[Stored data]
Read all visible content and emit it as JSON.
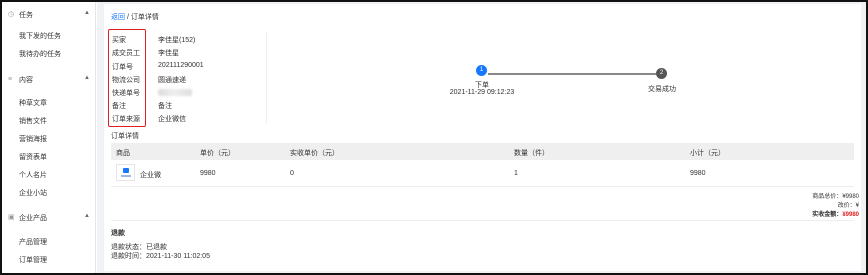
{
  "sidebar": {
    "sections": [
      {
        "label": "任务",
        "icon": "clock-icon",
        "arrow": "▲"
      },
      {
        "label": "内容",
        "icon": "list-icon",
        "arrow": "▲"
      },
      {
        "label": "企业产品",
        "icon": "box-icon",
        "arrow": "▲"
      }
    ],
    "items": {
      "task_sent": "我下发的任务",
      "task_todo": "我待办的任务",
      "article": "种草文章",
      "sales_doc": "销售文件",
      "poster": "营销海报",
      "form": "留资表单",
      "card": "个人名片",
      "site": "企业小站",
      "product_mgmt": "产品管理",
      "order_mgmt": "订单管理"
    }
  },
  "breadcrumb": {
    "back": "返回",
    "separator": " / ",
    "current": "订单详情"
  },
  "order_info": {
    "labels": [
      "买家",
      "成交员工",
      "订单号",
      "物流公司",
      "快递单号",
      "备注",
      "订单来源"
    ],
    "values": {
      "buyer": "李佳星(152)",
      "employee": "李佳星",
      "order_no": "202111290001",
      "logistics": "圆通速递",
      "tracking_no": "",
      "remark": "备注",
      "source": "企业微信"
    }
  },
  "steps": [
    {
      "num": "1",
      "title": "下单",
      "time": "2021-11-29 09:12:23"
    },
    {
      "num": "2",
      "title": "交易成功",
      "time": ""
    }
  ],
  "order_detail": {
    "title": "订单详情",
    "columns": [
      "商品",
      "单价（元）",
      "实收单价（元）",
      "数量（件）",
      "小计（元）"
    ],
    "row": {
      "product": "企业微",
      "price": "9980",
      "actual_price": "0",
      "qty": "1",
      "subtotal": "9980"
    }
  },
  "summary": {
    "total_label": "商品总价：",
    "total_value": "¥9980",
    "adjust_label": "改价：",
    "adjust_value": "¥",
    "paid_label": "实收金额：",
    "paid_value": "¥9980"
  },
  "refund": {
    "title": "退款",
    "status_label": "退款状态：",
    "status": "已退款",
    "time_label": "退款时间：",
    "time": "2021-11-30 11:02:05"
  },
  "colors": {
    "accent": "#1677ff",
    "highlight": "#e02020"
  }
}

• [Exercise requirements]
Every record above should be transcribed exactly; the pictures stay out of the copy.

• [Exercise response]
Read all visible content and emit it as JSON.
{
  "sidebar": {
    "sections": [
      {
        "label": "任务",
        "icon": "clock-icon",
        "arrow": "▲"
      },
      {
        "label": "内容",
        "icon": "list-icon",
        "arrow": "▲"
      },
      {
        "label": "企业产品",
        "icon": "box-icon",
        "arrow": "▲"
      }
    ],
    "items": {
      "task_sent": "我下发的任务",
      "task_todo": "我待办的任务",
      "article": "种草文章",
      "sales_doc": "销售文件",
      "poster": "营销海报",
      "form": "留资表单",
      "card": "个人名片",
      "site": "企业小站",
      "product_mgmt": "产品管理",
      "order_mgmt": "订单管理"
    }
  },
  "breadcrumb": {
    "back": "返回",
    "separator": " / ",
    "current": "订单详情"
  },
  "order_info": {
    "labels": [
      "买家",
      "成交员工",
      "订单号",
      "物流公司",
      "快递单号",
      "备注",
      "订单来源"
    ],
    "values": {
      "buyer": "李佳星(152)",
      "employee": "李佳星",
      "order_no": "202111290001",
      "logistics": "圆通速递",
      "tracking_no": "",
      "remark": "备注",
      "source": "企业微信"
    }
  },
  "steps": [
    {
      "num": "1",
      "title": "下单",
      "time": "2021-11-29 09:12:23"
    },
    {
      "num": "2",
      "title": "交易成功",
      "time": ""
    }
  ],
  "order_detail": {
    "title": "订单详情",
    "columns": [
      "商品",
      "单价（元）",
      "实收单价（元）",
      "数量（件）",
      "小计（元）"
    ],
    "row": {
      "product": "企业微",
      "price": "9980",
      "actual_price": "0",
      "qty": "1",
      "subtotal": "9980"
    }
  },
  "summary": {
    "total_label": "商品总价：",
    "total_value": "¥9980",
    "adjust_label": "改价：",
    "adjust_value": "¥",
    "paid_label": "实收金额：",
    "paid_value": "¥9980"
  },
  "refund": {
    "title": "退款",
    "status_label": "退款状态：",
    "status": "已退款",
    "time_label": "退款时间：",
    "time": "2021-11-30 11:02:05"
  },
  "colors": {
    "accent": "#1677ff",
    "highlight": "#e02020"
  }
}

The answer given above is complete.